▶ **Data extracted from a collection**
** begin **
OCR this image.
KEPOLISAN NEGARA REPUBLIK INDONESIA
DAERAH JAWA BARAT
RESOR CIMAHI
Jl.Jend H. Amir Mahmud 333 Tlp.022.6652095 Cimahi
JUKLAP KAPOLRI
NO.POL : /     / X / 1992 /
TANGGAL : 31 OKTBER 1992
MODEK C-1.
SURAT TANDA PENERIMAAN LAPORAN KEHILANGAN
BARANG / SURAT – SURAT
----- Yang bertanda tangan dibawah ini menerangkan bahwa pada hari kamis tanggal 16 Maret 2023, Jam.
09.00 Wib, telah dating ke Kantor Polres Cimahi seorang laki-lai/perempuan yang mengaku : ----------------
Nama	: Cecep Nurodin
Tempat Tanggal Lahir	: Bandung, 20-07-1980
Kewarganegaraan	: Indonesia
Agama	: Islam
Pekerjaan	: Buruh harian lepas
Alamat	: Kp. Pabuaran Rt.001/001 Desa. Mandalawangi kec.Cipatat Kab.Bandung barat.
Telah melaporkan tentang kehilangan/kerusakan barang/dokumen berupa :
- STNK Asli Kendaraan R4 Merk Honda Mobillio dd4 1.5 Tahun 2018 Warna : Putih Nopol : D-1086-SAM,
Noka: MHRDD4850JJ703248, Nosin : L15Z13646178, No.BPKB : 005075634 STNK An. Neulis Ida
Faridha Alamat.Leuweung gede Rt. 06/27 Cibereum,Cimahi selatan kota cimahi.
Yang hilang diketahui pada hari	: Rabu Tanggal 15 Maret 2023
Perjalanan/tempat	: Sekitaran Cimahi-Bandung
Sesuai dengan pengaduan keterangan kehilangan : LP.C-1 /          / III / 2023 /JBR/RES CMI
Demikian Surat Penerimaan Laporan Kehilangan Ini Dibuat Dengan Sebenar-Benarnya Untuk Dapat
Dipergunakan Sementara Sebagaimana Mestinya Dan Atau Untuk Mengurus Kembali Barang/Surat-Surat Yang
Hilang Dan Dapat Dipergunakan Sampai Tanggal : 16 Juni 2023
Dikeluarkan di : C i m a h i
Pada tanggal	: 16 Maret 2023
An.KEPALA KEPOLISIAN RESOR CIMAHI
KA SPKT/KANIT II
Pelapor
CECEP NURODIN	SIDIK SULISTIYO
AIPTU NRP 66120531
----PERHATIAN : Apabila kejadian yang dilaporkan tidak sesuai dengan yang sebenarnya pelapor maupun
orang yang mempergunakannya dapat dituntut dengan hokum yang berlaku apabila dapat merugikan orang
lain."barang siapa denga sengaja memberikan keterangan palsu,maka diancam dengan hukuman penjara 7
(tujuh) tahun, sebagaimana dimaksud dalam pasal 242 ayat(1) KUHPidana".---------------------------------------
** end **
▶ **REQUIREMENT**
Quote all of the entries exactly as they appear.

▶ **SOLUTION**
OCR this image.
KEPOLISAN NEGARA REPUBLIK INDONESIA
DAERAH JAWA BARAT
RESOR CIMAHI
Jl.Jend H. Amir Mahmud 333 Tlp.022.6652095 Cimahi
JUKLAP KAPOLRI
NO.POL : /     / X / 1992 /
TANGGAL : 31 OKTBER 1992
MODEK C-1.
SURAT TANDA PENERIMAAN LAPORAN KEHILANGAN
BARANG / SURAT – SURAT
----- Yang bertanda tangan dibawah ini menerangkan bahwa pada hari kamis tanggal 16 Maret 2023, Jam.
09.00 Wib, telah dating ke Kantor Polres Cimahi seorang laki-lai/perempuan yang mengaku : ----------------
Nama	: Cecep Nurodin
Tempat Tanggal Lahir	: Bandung, 20-07-1980
Kewarganegaraan	: Indonesia
Agama	: Islam
Pekerjaan	: Buruh harian lepas
Alamat	: Kp. Pabuaran Rt.001/001 Desa. Mandalawangi kec.Cipatat Kab.Bandung barat.
Telah melaporkan tentang kehilangan/kerusakan barang/dokumen berupa :
- STNK Asli Kendaraan R4 Merk Honda Mobillio dd4 1.5 Tahun 2018 Warna : Putih Nopol : D-1086-SAM,
Noka: MHRDD4850JJ703248, Nosin : L15Z13646178, No.BPKB : 005075634 STNK An. Neulis Ida
Faridha Alamat.Leuweung gede Rt. 06/27 Cibereum,Cimahi selatan kota cimahi.
Yang hilang diketahui pada hari	: Rabu Tanggal 15 Maret 2023
Perjalanan/tempat	: Sekitaran Cimahi-Bandung
Sesuai dengan pengaduan keterangan kehilangan : LP.C-1 /          / III / 2023 /JBR/RES CMI
Demikian Surat Penerimaan Laporan Kehilangan Ini Dibuat Dengan Sebenar-Benarnya Untuk Dapat
Dipergunakan Sementara Sebagaimana Mestinya Dan Atau Untuk Mengurus Kembali Barang/Surat-Surat Yang
Hilang Dan Dapat Dipergunakan Sampai Tanggal : 16 Juni 2023
Dikeluarkan di : C i m a h i
Pada tanggal	: 16 Maret 2023
An.KEPALA KEPOLISIAN RESOR CIMAHI
KA SPKT/KANIT II
Pelapor
CECEP NURODIN	SIDIK SULISTIYO
AIPTU NRP 66120531
----PERHATIAN : Apabila kejadian yang dilaporkan tidak sesuai dengan yang sebenarnya pelapor maupun
orang yang mempergunakannya dapat dituntut dengan hokum yang berlaku apabila dapat merugikan orang
lain."barang siapa denga sengaja memberikan keterangan palsu,maka diancam dengan hukuman penjara 7
(tujuh) tahun, sebagaimana dimaksud dalam pasal 242 ayat(1) KUHPidana".---------------------------------------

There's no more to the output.